To be done:
Pull out every line with the word "this".

Exercise data:
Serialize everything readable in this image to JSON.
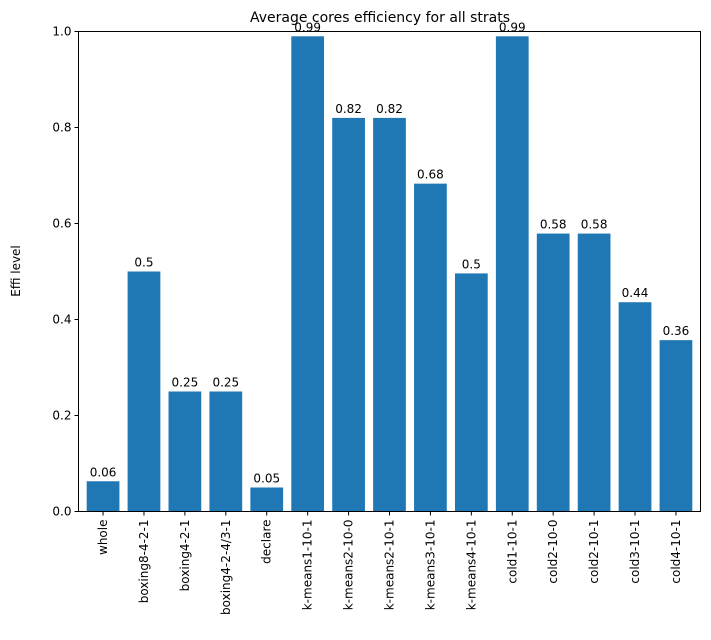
{
  "chart_data": {
    "type": "bar",
    "title": "Average cores efficiency for all strats",
    "xlabel": "",
    "ylabel": "Effi level",
    "ylim": [
      0,
      1.0
    ],
    "yticks": [
      "0.0",
      "0.2",
      "0.4",
      "0.6",
      "0.8",
      "1.0"
    ],
    "grid": false,
    "bar_color": "#1f77b4",
    "categories": [
      "whole",
      "boxing8-4-2-1",
      "boxing4-2-1",
      "boxing4-2-4/3-1",
      "declare",
      "k-means1-10-1",
      "k-means2-10-0",
      "k-means2-10-1",
      "k-means3-10-1",
      "k-means4-10-1",
      "cold1-10-1",
      "cold2-10-0",
      "cold2-10-1",
      "cold3-10-1",
      "cold4-10-1"
    ],
    "values": [
      0.063,
      0.5,
      0.25,
      0.25,
      0.05,
      0.99,
      0.82,
      0.82,
      0.683,
      0.496,
      0.99,
      0.579,
      0.579,
      0.436,
      0.357
    ],
    "data_labels": [
      "0.06",
      "0.5",
      "0.25",
      "0.25",
      "0.05",
      "0.99",
      "0.82",
      "0.82",
      "0.68",
      "0.5",
      "0.99",
      "0.58",
      "0.58",
      "0.44",
      "0.36"
    ]
  }
}
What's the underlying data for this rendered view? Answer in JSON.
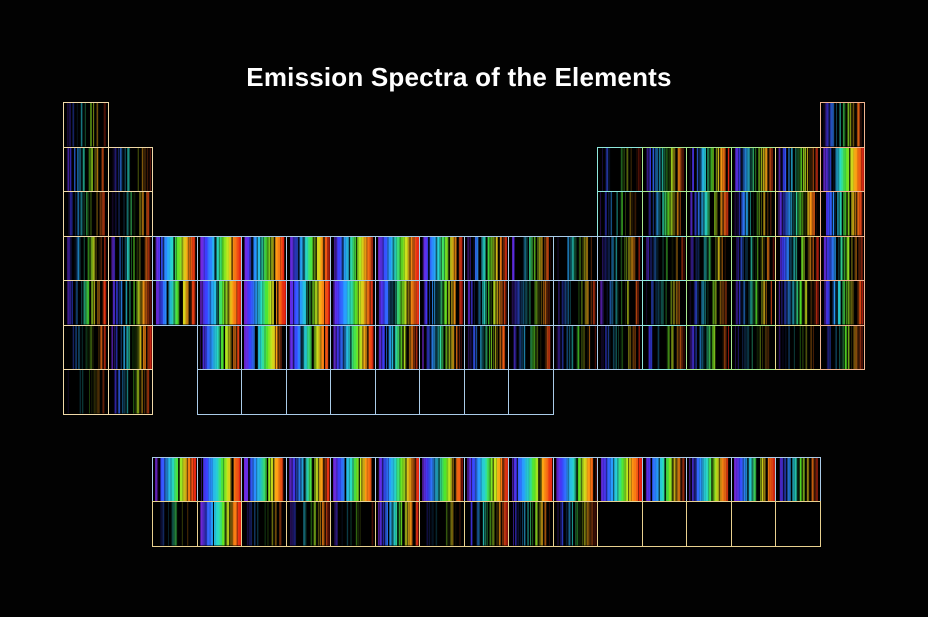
{
  "title": "Emission Spectra of the Elements",
  "colors": {
    "background": "#020202",
    "borders": {
      "s-block": "#f0d9a8",
      "d-block": "#aacbe8",
      "p-block-left": "#8fe8dc",
      "p-block-mid": "#a8e88f",
      "p-block-right": "#e8dc8f",
      "noble-gas": "#f0b48f",
      "lanthanide": "#aacbe8",
      "actinide": "#e8d08f"
    }
  },
  "chart_data": {
    "type": "heatmap",
    "title": "Emission Spectra of the Elements",
    "description_of_layout": "periodic table; each cell shows the element's emission line spectrum",
    "periods": 7,
    "groups": 18,
    "cells": [
      {
        "period": 1,
        "group": 1,
        "block": "s-block",
        "intensity": 0.15
      },
      {
        "period": 1,
        "group": 18,
        "block": "noble-gas",
        "intensity": 0.35
      },
      {
        "period": 2,
        "group": 1,
        "block": "s-block",
        "intensity": 0.35
      },
      {
        "period": 2,
        "group": 2,
        "block": "s-block",
        "intensity": 0.2
      },
      {
        "period": 2,
        "group": 13,
        "block": "p-block-left",
        "intensity": 0.1
      },
      {
        "period": 2,
        "group": 14,
        "block": "p-block-mid",
        "intensity": 0.45
      },
      {
        "period": 2,
        "group": 15,
        "block": "p-block-mid",
        "intensity": 0.6
      },
      {
        "period": 2,
        "group": 16,
        "block": "p-block-mid",
        "intensity": 0.55
      },
      {
        "period": 2,
        "group": 17,
        "block": "p-block-right",
        "intensity": 0.45
      },
      {
        "period": 2,
        "group": 18,
        "block": "noble-gas",
        "intensity": 0.7
      },
      {
        "period": 3,
        "group": 1,
        "block": "s-block",
        "intensity": 0.2
      },
      {
        "period": 3,
        "group": 2,
        "block": "s-block",
        "intensity": 0.2
      },
      {
        "period": 3,
        "group": 13,
        "block": "p-block-left",
        "intensity": 0.15
      },
      {
        "period": 3,
        "group": 14,
        "block": "p-block-mid",
        "intensity": 0.35
      },
      {
        "period": 3,
        "group": 15,
        "block": "p-block-mid",
        "intensity": 0.45
      },
      {
        "period": 3,
        "group": 16,
        "block": "p-block-mid",
        "intensity": 0.35
      },
      {
        "period": 3,
        "group": 17,
        "block": "p-block-right",
        "intensity": 0.55
      },
      {
        "period": 3,
        "group": 18,
        "block": "noble-gas",
        "intensity": 0.6
      },
      {
        "period": 4,
        "group": 1,
        "block": "s-block",
        "intensity": 0.3
      },
      {
        "period": 4,
        "group": 2,
        "block": "s-block",
        "intensity": 0.3
      },
      {
        "period": 4,
        "group": 3,
        "block": "d-block",
        "intensity": 0.85
      },
      {
        "period": 4,
        "group": 4,
        "block": "d-block",
        "intensity": 0.95
      },
      {
        "period": 4,
        "group": 5,
        "block": "d-block",
        "intensity": 0.85
      },
      {
        "period": 4,
        "group": 6,
        "block": "d-block",
        "intensity": 0.75
      },
      {
        "period": 4,
        "group": 7,
        "block": "d-block",
        "intensity": 0.7
      },
      {
        "period": 4,
        "group": 8,
        "block": "d-block",
        "intensity": 0.85
      },
      {
        "period": 4,
        "group": 9,
        "block": "d-block",
        "intensity": 0.75
      },
      {
        "period": 4,
        "group": 10,
        "block": "d-block",
        "intensity": 0.5
      },
      {
        "period": 4,
        "group": 11,
        "block": "d-block",
        "intensity": 0.35
      },
      {
        "period": 4,
        "group": 12,
        "block": "d-block",
        "intensity": 0.25
      },
      {
        "period": 4,
        "group": 13,
        "block": "d-block",
        "intensity": 0.25
      },
      {
        "period": 4,
        "group": 14,
        "block": "p-block-left",
        "intensity": 0.2
      },
      {
        "period": 4,
        "group": 15,
        "block": "p-block-mid",
        "intensity": 0.3
      },
      {
        "period": 4,
        "group": 16,
        "block": "p-block-mid",
        "intensity": 0.25
      },
      {
        "period": 4,
        "group": 17,
        "block": "p-block-right",
        "intensity": 0.45
      },
      {
        "period": 4,
        "group": 18,
        "block": "noble-gas",
        "intensity": 0.55
      },
      {
        "period": 5,
        "group": 1,
        "block": "s-block",
        "intensity": 0.35
      },
      {
        "period": 5,
        "group": 2,
        "block": "s-block",
        "intensity": 0.45
      },
      {
        "period": 5,
        "group": 3,
        "block": "d-block",
        "intensity": 0.65
      },
      {
        "period": 5,
        "group": 4,
        "block": "d-block",
        "intensity": 0.8
      },
      {
        "period": 5,
        "group": 5,
        "block": "d-block",
        "intensity": 0.9
      },
      {
        "period": 5,
        "group": 6,
        "block": "d-block",
        "intensity": 0.85
      },
      {
        "period": 5,
        "group": 7,
        "block": "d-block",
        "intensity": 0.9
      },
      {
        "period": 5,
        "group": 8,
        "block": "d-block",
        "intensity": 0.65
      },
      {
        "period": 5,
        "group": 9,
        "block": "d-block",
        "intensity": 0.5
      },
      {
        "period": 5,
        "group": 10,
        "block": "d-block",
        "intensity": 0.4
      },
      {
        "period": 5,
        "group": 11,
        "block": "d-block",
        "intensity": 0.3
      },
      {
        "period": 5,
        "group": 12,
        "block": "d-block",
        "intensity": 0.2
      },
      {
        "period": 5,
        "group": 13,
        "block": "d-block",
        "intensity": 0.2
      },
      {
        "period": 5,
        "group": 14,
        "block": "p-block-left",
        "intensity": 0.2
      },
      {
        "period": 5,
        "group": 15,
        "block": "p-block-mid",
        "intensity": 0.25
      },
      {
        "period": 5,
        "group": 16,
        "block": "p-block-mid",
        "intensity": 0.3
      },
      {
        "period": 5,
        "group": 17,
        "block": "p-block-right",
        "intensity": 0.35
      },
      {
        "period": 5,
        "group": 18,
        "block": "noble-gas",
        "intensity": 0.5
      },
      {
        "period": 6,
        "group": 1,
        "block": "s-block",
        "intensity": 0.2
      },
      {
        "period": 6,
        "group": 2,
        "block": "s-block",
        "intensity": 0.4
      },
      {
        "period": 6,
        "group": 4,
        "block": "d-block",
        "intensity": 0.65
      },
      {
        "period": 6,
        "group": 5,
        "block": "d-block",
        "intensity": 0.8
      },
      {
        "period": 6,
        "group": 6,
        "block": "d-block",
        "intensity": 0.7
      },
      {
        "period": 6,
        "group": 7,
        "block": "d-block",
        "intensity": 0.7
      },
      {
        "period": 6,
        "group": 8,
        "block": "d-block",
        "intensity": 0.6
      },
      {
        "period": 6,
        "group": 9,
        "block": "d-block",
        "intensity": 0.45
      },
      {
        "period": 6,
        "group": 10,
        "block": "d-block",
        "intensity": 0.4
      },
      {
        "period": 6,
        "group": 11,
        "block": "d-block",
        "intensity": 0.25
      },
      {
        "period": 6,
        "group": 12,
        "block": "d-block",
        "intensity": 0.25
      },
      {
        "period": 6,
        "group": 13,
        "block": "d-block",
        "intensity": 0.2
      },
      {
        "period": 6,
        "group": 14,
        "block": "p-block-left",
        "intensity": 0.2
      },
      {
        "period": 6,
        "group": 15,
        "block": "p-block-mid",
        "intensity": 0.3
      },
      {
        "period": 6,
        "group": 16,
        "block": "p-block-mid",
        "intensity": 0.1
      },
      {
        "period": 6,
        "group": 17,
        "block": "p-block-right",
        "intensity": 0.05
      },
      {
        "period": 6,
        "group": 18,
        "block": "noble-gas",
        "intensity": 0.2
      },
      {
        "period": 7,
        "group": 1,
        "block": "s-block",
        "intensity": 0.05
      },
      {
        "period": 7,
        "group": 2,
        "block": "s-block",
        "intensity": 0.25
      },
      {
        "period": 7,
        "group": 4,
        "block": "d-block",
        "intensity": 0
      },
      {
        "period": 7,
        "group": 5,
        "block": "d-block",
        "intensity": 0
      },
      {
        "period": 7,
        "group": 6,
        "block": "d-block",
        "intensity": 0
      },
      {
        "period": 7,
        "group": 7,
        "block": "d-block",
        "intensity": 0
      },
      {
        "period": 7,
        "group": 8,
        "block": "d-block",
        "intensity": 0
      },
      {
        "period": 7,
        "group": 9,
        "block": "d-block",
        "intensity": 0
      },
      {
        "period": 7,
        "group": 10,
        "block": "d-block",
        "intensity": 0
      },
      {
        "period": 7,
        "group": 11,
        "block": "d-block",
        "intensity": 0
      }
    ],
    "f_block": [
      {
        "row": "lanthanide",
        "index": 1,
        "intensity": 0.75
      },
      {
        "row": "lanthanide",
        "index": 2,
        "intensity": 0.85
      },
      {
        "row": "lanthanide",
        "index": 3,
        "intensity": 0.7
      },
      {
        "row": "lanthanide",
        "index": 4,
        "intensity": 0.65
      },
      {
        "row": "lanthanide",
        "index": 5,
        "intensity": 0.7
      },
      {
        "row": "lanthanide",
        "index": 6,
        "intensity": 0.8
      },
      {
        "row": "lanthanide",
        "index": 7,
        "intensity": 0.7
      },
      {
        "row": "lanthanide",
        "index": 8,
        "intensity": 0.8
      },
      {
        "row": "lanthanide",
        "index": 9,
        "intensity": 0.9
      },
      {
        "row": "lanthanide",
        "index": 10,
        "intensity": 0.8
      },
      {
        "row": "lanthanide",
        "index": 11,
        "intensity": 0.85
      },
      {
        "row": "lanthanide",
        "index": 12,
        "intensity": 0.7
      },
      {
        "row": "lanthanide",
        "index": 13,
        "intensity": 0.65
      },
      {
        "row": "lanthanide",
        "index": 14,
        "intensity": 0.65
      },
      {
        "row": "lanthanide",
        "index": 15,
        "intensity": 0.5
      },
      {
        "row": "actinide",
        "index": 1,
        "intensity": 0.05
      },
      {
        "row": "actinide",
        "index": 2,
        "intensity": 0.7
      },
      {
        "row": "actinide",
        "index": 3,
        "intensity": 0.1
      },
      {
        "row": "actinide",
        "index": 4,
        "intensity": 0.3
      },
      {
        "row": "actinide",
        "index": 5,
        "intensity": 0.05
      },
      {
        "row": "actinide",
        "index": 6,
        "intensity": 0.6
      },
      {
        "row": "actinide",
        "index": 7,
        "intensity": 0.1
      },
      {
        "row": "actinide",
        "index": 8,
        "intensity": 0.35
      },
      {
        "row": "actinide",
        "index": 9,
        "intensity": 0.3
      },
      {
        "row": "actinide",
        "index": 10,
        "intensity": 0.3
      },
      {
        "row": "actinide",
        "index": 11,
        "intensity": 0
      },
      {
        "row": "actinide",
        "index": 12,
        "intensity": 0
      },
      {
        "row": "actinide",
        "index": 13,
        "intensity": 0
      },
      {
        "row": "actinide",
        "index": 14,
        "intensity": 0
      },
      {
        "row": "actinide",
        "index": 15,
        "intensity": 0
      }
    ]
  }
}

Exercise response:
Serialize everything readable in this image to JSON.
What's the underlying data for this rendered view? Answer in JSON.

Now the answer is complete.